STATED PROBLEM — Copy every line of the material below verbatim, leaving out the pictures.

RECORDED INFORMATION —
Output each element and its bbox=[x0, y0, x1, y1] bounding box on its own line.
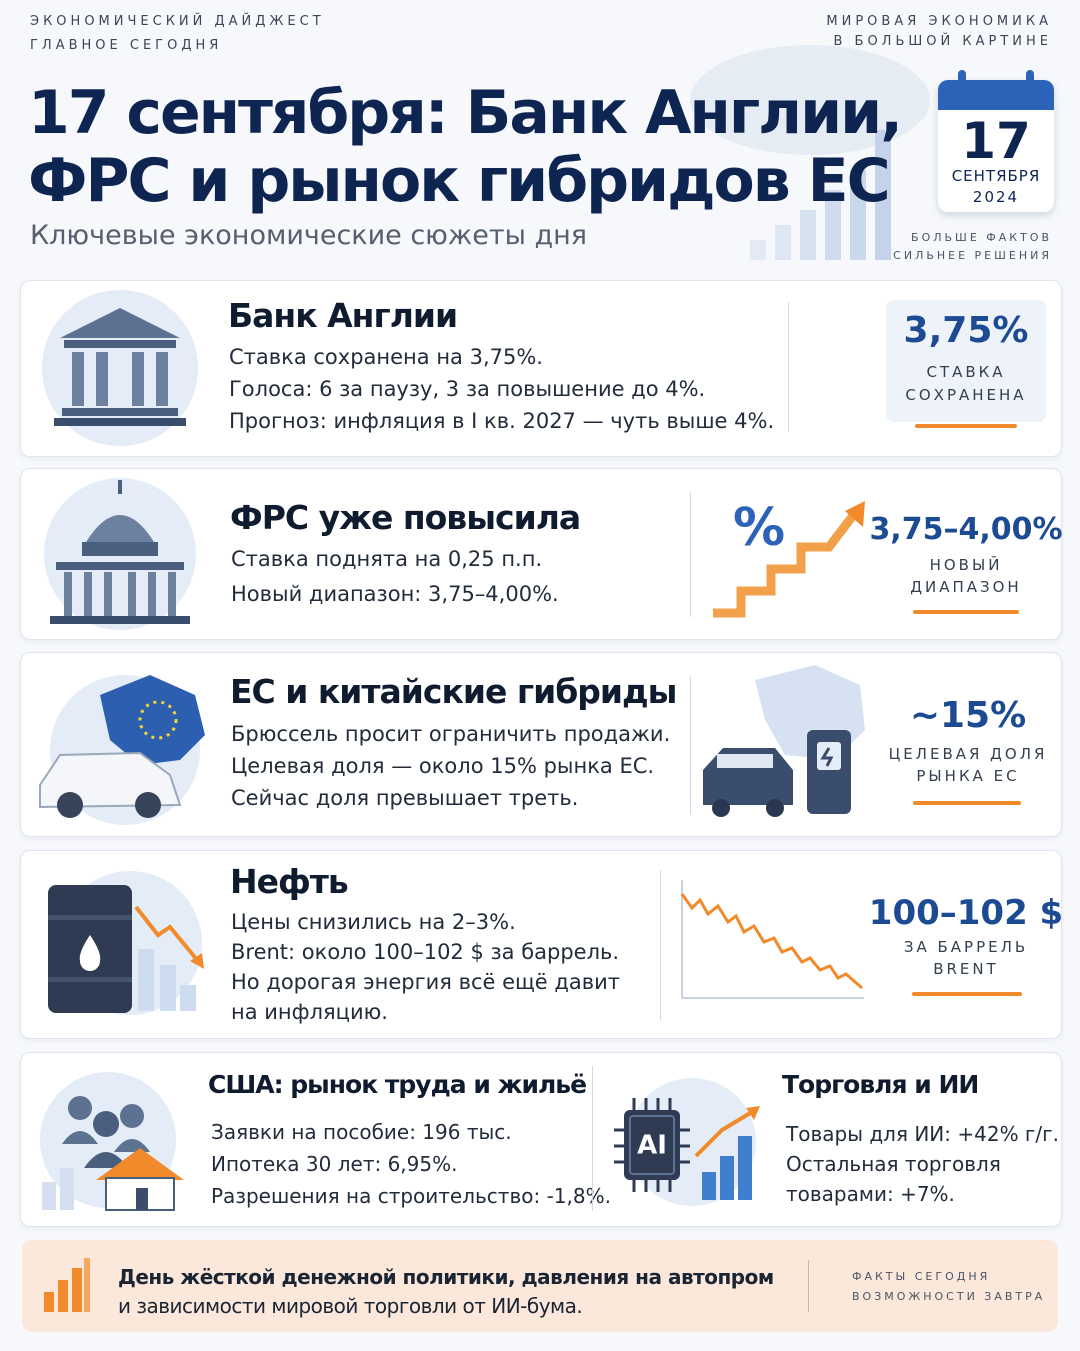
stat-label: ДИАПАЗОН bbox=[910, 578, 1022, 596]
kicker: ГЛАВНОЕ СЕГОДНЯ bbox=[30, 38, 223, 53]
card-line: Сейчас доля превышает треть. bbox=[231, 786, 579, 810]
header-right: В БОЛЬШОЙ КАРТИНЕ bbox=[833, 34, 1052, 49]
stat-value: 3,75% bbox=[903, 310, 1029, 351]
stat-value: 100–102 $ bbox=[868, 893, 1064, 933]
stat-label: РЫНКА ЕС bbox=[916, 767, 1020, 785]
stat-label: СТАВКА bbox=[926, 363, 1006, 381]
card-title: Торговля и ИИ bbox=[782, 1070, 979, 1099]
bank-icon bbox=[42, 290, 198, 446]
capitol-icon bbox=[44, 478, 196, 630]
stat-underline bbox=[913, 801, 1021, 805]
card-line: Новый диапазон: 3,75–4,00%. bbox=[231, 582, 559, 606]
header-right: МИРОВАЯ ЭКОНОМИКА bbox=[826, 14, 1052, 29]
stat-label: ЦЕЛЕВАЯ ДОЛЯ bbox=[888, 745, 1048, 763]
calendar-bar bbox=[938, 80, 1054, 110]
people-house-icon bbox=[40, 1072, 184, 1211]
card-line: Голоса: 6 за паузу, 3 за повышение до 4%… bbox=[229, 377, 706, 401]
divider bbox=[808, 1260, 809, 1312]
tagline: СИЛЬНЕЕ РЕШЕНИЯ bbox=[893, 249, 1052, 262]
stat-label: СОХРАНЕНА bbox=[905, 386, 1027, 404]
header-decoration bbox=[690, 45, 930, 260]
calendar-month: СЕНТЯБРЯ bbox=[951, 167, 1041, 185]
stat-box bbox=[886, 300, 1046, 422]
card-title: США: рынок труда и жильё bbox=[208, 1070, 587, 1099]
footer-text: и зависимости мировой торговли от ИИ-бум… bbox=[118, 1294, 583, 1318]
calendar-ring bbox=[958, 70, 966, 92]
card-line: Ипотека 30 лет: 6,95%. bbox=[211, 1152, 458, 1176]
card-title: ФРС уже повысила bbox=[230, 498, 581, 537]
stat-underline bbox=[912, 992, 1022, 996]
card-line: Целевая доля — около 15% рынка ЕС. bbox=[231, 754, 655, 778]
card-line: Но дорогая энергия всё ещё давит bbox=[231, 970, 621, 994]
card-title: Банк Англии bbox=[228, 296, 458, 335]
ev-icon bbox=[703, 665, 865, 817]
card-title: ЕС и китайские гибриды bbox=[230, 672, 677, 711]
calendar: 17 СЕНТЯБРЯ 2024 bbox=[938, 80, 1054, 212]
subtitle: Ключевые экономические сюжеты дня bbox=[30, 220, 588, 251]
card bbox=[20, 1052, 1062, 1227]
calendar-day: 17 bbox=[961, 112, 1031, 170]
stat-label: BRENT bbox=[933, 960, 999, 978]
card-line: Ставка сохранена на 3,75%. bbox=[229, 345, 543, 369]
stat-underline bbox=[913, 610, 1019, 614]
footer bbox=[22, 1240, 1058, 1332]
tagline: БОЛЬШЕ ФАКТОВ bbox=[911, 231, 1052, 244]
footer-tagline: ФАКТЫ СЕГОДНЯ bbox=[852, 1270, 991, 1283]
card-line: Разрешения на строительство: -1,8%. bbox=[211, 1184, 611, 1208]
divider bbox=[690, 676, 691, 814]
stat-underline bbox=[915, 424, 1017, 428]
footer-tagline: ВОЗМОЖНОСТИ ЗАВТРА bbox=[852, 1290, 1046, 1303]
card-line: Брюссель просит ограничить продажи. bbox=[231, 722, 671, 746]
stat-label: ЗА БАРРЕЛЬ bbox=[903, 938, 1029, 956]
oil-icon bbox=[48, 871, 204, 1015]
ai-icon: AI bbox=[614, 1078, 760, 1206]
rate-up-icon: % bbox=[713, 498, 865, 618]
footer-text: День жёсткой денежной политики, давления… bbox=[118, 1265, 774, 1289]
card-line: Ставка поднята на 0,25 п.п. bbox=[231, 547, 543, 571]
stat-value: ~15% bbox=[909, 695, 1027, 736]
title: ФРС и рынок гибридов ЕС bbox=[28, 146, 891, 216]
divider bbox=[660, 870, 661, 1020]
calendar-year: 2024 bbox=[972, 188, 1020, 206]
title: 17 сентября: Банк Англии, bbox=[28, 78, 903, 148]
price-decline-icon bbox=[680, 880, 864, 999]
footer-icon bbox=[44, 1258, 90, 1312]
card-line: Заявки на пособие: 196 тыс. bbox=[211, 1120, 512, 1144]
ai-label: AI bbox=[637, 1131, 667, 1161]
card-line: Прогноз: инфляция в I кв. 2027 — чуть вы… bbox=[229, 409, 775, 433]
svg-text:%: % bbox=[733, 498, 785, 558]
stat-value: 3,75–4,00% bbox=[869, 512, 1063, 547]
card-line: Brent: около 100–102 $ за баррель. bbox=[231, 940, 620, 964]
card-line: Остальная торговля bbox=[786, 1152, 1001, 1176]
calendar-ring bbox=[1026, 70, 1034, 92]
card-line: товарами: +7%. bbox=[786, 1182, 955, 1206]
card-line: на инфляцию. bbox=[231, 1000, 388, 1024]
kicker: ЭКОНОМИЧЕСКИЙ ДАЙДЖЕСТ bbox=[30, 14, 325, 29]
card-title: Нефть bbox=[230, 862, 349, 901]
divider bbox=[690, 492, 691, 617]
eu-car-icon bbox=[39, 675, 205, 825]
divider bbox=[592, 1066, 593, 1211]
divider bbox=[788, 302, 789, 432]
stat-label: НОВЫЙ bbox=[929, 556, 1003, 574]
card-line: Товары для ИИ: +42% г/г. bbox=[786, 1122, 1060, 1146]
card-line: Цены снизились на 2–3%. bbox=[231, 910, 516, 934]
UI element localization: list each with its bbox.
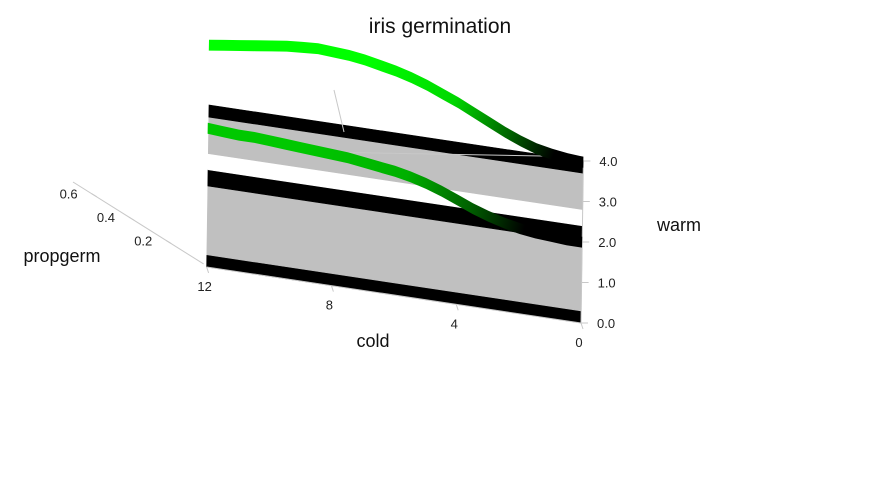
x-tick-label: 12 [197, 279, 211, 294]
surface-series [207, 39, 584, 248]
z-tick-2 [91, 193, 97, 198]
chart-title: iris germination [369, 15, 511, 38]
x-axis-line [206, 266, 582, 324]
x-axis-title: cold [356, 331, 389, 351]
floor-bands [206, 104, 584, 324]
y-tick-label: 0.0 [597, 316, 615, 331]
y-tick-label: 3.0 [599, 195, 617, 210]
z-tick-0 [166, 240, 172, 244]
x-tick-label: 4 [451, 316, 458, 331]
surface-ribbon-warm-4 [208, 39, 584, 168]
x-tick-1 [455, 304, 459, 311]
x-tick-3 [206, 266, 210, 274]
back-edge-line [319, 151, 584, 158]
y-axis-title: warm [656, 215, 701, 235]
x-tick-2 [330, 285, 334, 292]
z-tick-label: 0.2 [134, 234, 152, 249]
y-tick-label: 4.0 [599, 154, 617, 169]
z-tick-1 [128, 216, 135, 221]
x-tick-label: 8 [326, 298, 333, 313]
tick-labels: 0 4 8 12 0.0 1.0 2.0 3.0 4.0 0.2 0.4 0.6 [60, 154, 618, 350]
z-axis-title: propgerm [23, 246, 100, 266]
z-tick-label: 0.4 [97, 210, 115, 225]
y-tick-label: 1.0 [598, 276, 616, 291]
z-tick-label: 0.6 [60, 187, 78, 202]
guide-line [333, 89, 345, 133]
y-tick-label: 2.0 [598, 235, 616, 250]
axis-ticks [91, 160, 591, 330]
surface-ribbon-warm-2 [207, 122, 583, 248]
x-tick-0 [580, 322, 584, 330]
x-tick-label: 0 [575, 335, 582, 350]
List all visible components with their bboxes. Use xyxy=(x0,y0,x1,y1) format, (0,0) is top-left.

REPLY —
Output each element and its bbox=[x0, y0, x1, y1] bounding box on its own line.
stat-label: ДИАПАЗОН bbox=[910, 578, 1022, 596]
kicker: ГЛАВНОЕ СЕГОДНЯ bbox=[30, 38, 223, 53]
card-line: Сейчас доля превышает треть. bbox=[231, 786, 579, 810]
header-right: В БОЛЬШОЙ КАРТИНЕ bbox=[833, 34, 1052, 49]
stat-value: 3,75% bbox=[903, 310, 1029, 351]
stat-value: 100–102 $ bbox=[868, 893, 1064, 933]
stat-label: РЫНКА ЕС bbox=[916, 767, 1020, 785]
stat-label: СТАВКА bbox=[926, 363, 1006, 381]
card-title: Торговля и ИИ bbox=[782, 1070, 979, 1099]
bank-icon bbox=[42, 290, 198, 446]
capitol-icon bbox=[44, 478, 196, 630]
stat-underline bbox=[913, 801, 1021, 805]
card-line: Новый диапазон: 3,75–4,00%. bbox=[231, 582, 559, 606]
header-right: МИРОВАЯ ЭКОНОМИКА bbox=[826, 14, 1052, 29]
stat-label: ЦЕЛЕВАЯ ДОЛЯ bbox=[888, 745, 1048, 763]
calendar-bar bbox=[938, 80, 1054, 110]
people-house-icon bbox=[40, 1072, 184, 1211]
card-line: Голоса: 6 за паузу, 3 за повышение до 4%… bbox=[229, 377, 706, 401]
divider bbox=[808, 1260, 809, 1312]
tagline: СИЛЬНЕЕ РЕШЕНИЯ bbox=[893, 249, 1052, 262]
stat-label: СОХРАНЕНА bbox=[905, 386, 1027, 404]
header-decoration bbox=[690, 45, 930, 260]
calendar-month: СЕНТЯБРЯ bbox=[951, 167, 1041, 185]
stat-box bbox=[886, 300, 1046, 422]
card-title: США: рынок труда и жильё bbox=[208, 1070, 587, 1099]
footer-text: и зависимости мировой торговли от ИИ-бум… bbox=[118, 1294, 583, 1318]
calendar-ring bbox=[958, 70, 966, 92]
card-line: Ипотека 30 лет: 6,95%. bbox=[211, 1152, 458, 1176]
card-title: ФРС уже повысила bbox=[230, 498, 581, 537]
stat-underline bbox=[912, 992, 1022, 996]
card-line: Целевая доля — около 15% рынка ЕС. bbox=[231, 754, 655, 778]
card-line: Но дорогая энергия всё ещё давит bbox=[231, 970, 621, 994]
card-title: Банк Англии bbox=[228, 296, 458, 335]
ev-icon bbox=[703, 665, 865, 817]
card-title: ЕС и китайские гибриды bbox=[230, 672, 677, 711]
calendar: 17 СЕНТЯБРЯ 2024 bbox=[938, 80, 1054, 212]
subtitle: Ключевые экономические сюжеты дня bbox=[30, 220, 588, 251]
card bbox=[20, 1052, 1062, 1227]
calendar-day: 17 bbox=[961, 112, 1031, 170]
stat-label: BRENT bbox=[933, 960, 999, 978]
card-line: Ставка сохранена на 3,75%. bbox=[229, 345, 543, 369]
stat-underline bbox=[913, 610, 1019, 614]
footer bbox=[22, 1240, 1058, 1332]
tagline: БОЛЬШЕ ФАКТОВ bbox=[911, 231, 1052, 244]
footer-tagline: ФАКТЫ СЕГОДНЯ bbox=[852, 1270, 991, 1283]
card-line: Разрешения на строительство: -1,8%. bbox=[211, 1184, 611, 1208]
divider bbox=[690, 676, 691, 814]
stat-underline bbox=[915, 424, 1017, 428]
footer-tagline: ВОЗМОЖНОСТИ ЗАВТРА bbox=[852, 1290, 1046, 1303]
card-line: Брюссель просит ограничить продажи. bbox=[231, 722, 671, 746]
stat-label: ЗА БАРРЕЛЬ bbox=[903, 938, 1029, 956]
oil-icon bbox=[48, 871, 204, 1015]
ai-icon: AI bbox=[614, 1078, 760, 1206]
rate-up-icon: % bbox=[713, 498, 865, 618]
footer-text: День жёсткой денежной политики, давления… bbox=[118, 1265, 774, 1289]
card-line: Ставка поднята на 0,25 п.п. bbox=[231, 547, 543, 571]
stat-value: ~15% bbox=[909, 695, 1027, 736]
title: ФРС и рынок гибридов ЕС bbox=[28, 146, 891, 216]
divider bbox=[660, 870, 661, 1020]
calendar-year: 2024 bbox=[972, 188, 1020, 206]
title: 17 сентября: Банк Англии, bbox=[28, 78, 903, 148]
price-decline-icon bbox=[680, 880, 864, 999]
footer-icon bbox=[44, 1258, 90, 1312]
card-line: Заявки на пособие: 196 тыс. bbox=[211, 1120, 512, 1144]
ai-label: AI bbox=[637, 1131, 667, 1161]
card-line: Прогноз: инфляция в I кв. 2027 — чуть вы… bbox=[229, 409, 775, 433]
svg-text:%: % bbox=[733, 498, 785, 558]
stat-value: 3,75–4,00% bbox=[869, 512, 1063, 547]
card-line: Brent: около 100–102 $ за баррель. bbox=[231, 940, 620, 964]
card-line: Остальная торговля bbox=[786, 1152, 1001, 1176]
calendar-ring bbox=[1026, 70, 1034, 92]
card-line: товарами: +7%. bbox=[786, 1182, 955, 1206]
card-line: на инфляцию. bbox=[231, 1000, 388, 1024]
kicker: ЭКОНОМИЧЕСКИЙ ДАЙДЖЕСТ bbox=[30, 14, 325, 29]
card-title: Нефть bbox=[230, 862, 349, 901]
divider bbox=[690, 492, 691, 617]
eu-car-icon bbox=[39, 675, 205, 825]
divider bbox=[592, 1066, 593, 1211]
divider bbox=[788, 302, 789, 432]
stat-label: НОВЫЙ bbox=[929, 556, 1003, 574]
card-line: Товары для ИИ: +42% г/г. bbox=[786, 1122, 1060, 1146]
card-line: Цены снизились на 2–3%. bbox=[231, 910, 516, 934]
UI element localization: list each with its bbox.
x-tick-label: 12 [197, 279, 211, 294]
surface-series [207, 39, 584, 248]
z-tick-2 [91, 193, 97, 198]
chart-title: iris germination [369, 15, 511, 38]
x-axis-line [206, 266, 582, 324]
x-axis-title: cold [356, 331, 389, 351]
floor-bands [206, 104, 584, 324]
y-tick-label: 0.0 [597, 316, 615, 331]
y-tick-label: 3.0 [599, 195, 617, 210]
z-tick-0 [166, 240, 172, 244]
x-tick-label: 4 [451, 316, 458, 331]
surface-ribbon-warm-4 [208, 39, 584, 168]
x-tick-1 [455, 304, 459, 311]
x-tick-3 [206, 266, 210, 274]
back-edge-line [319, 151, 584, 158]
y-axis-title: warm [656, 215, 701, 235]
x-tick-2 [330, 285, 334, 292]
z-tick-label: 0.2 [134, 234, 152, 249]
y-tick-label: 4.0 [599, 154, 617, 169]
z-tick-1 [128, 216, 135, 221]
x-tick-label: 8 [326, 298, 333, 313]
tick-labels: 0 4 8 12 0.0 1.0 2.0 3.0 4.0 0.2 0.4 0.6 [60, 154, 618, 350]
z-axis-title: propgerm [23, 246, 100, 266]
z-tick-label: 0.4 [97, 210, 115, 225]
y-tick-label: 1.0 [598, 276, 616, 291]
z-tick-label: 0.6 [60, 187, 78, 202]
guide-line [333, 89, 345, 133]
y-tick-label: 2.0 [598, 235, 616, 250]
axis-ticks [91, 160, 591, 330]
surface-ribbon-warm-2 [207, 122, 583, 248]
x-tick-0 [580, 322, 584, 330]
x-tick-label: 0 [575, 335, 582, 350]
List all visible components with their bboxes. Use xyxy=(x0,y0,x1,y1) format, (0,0) is top-left.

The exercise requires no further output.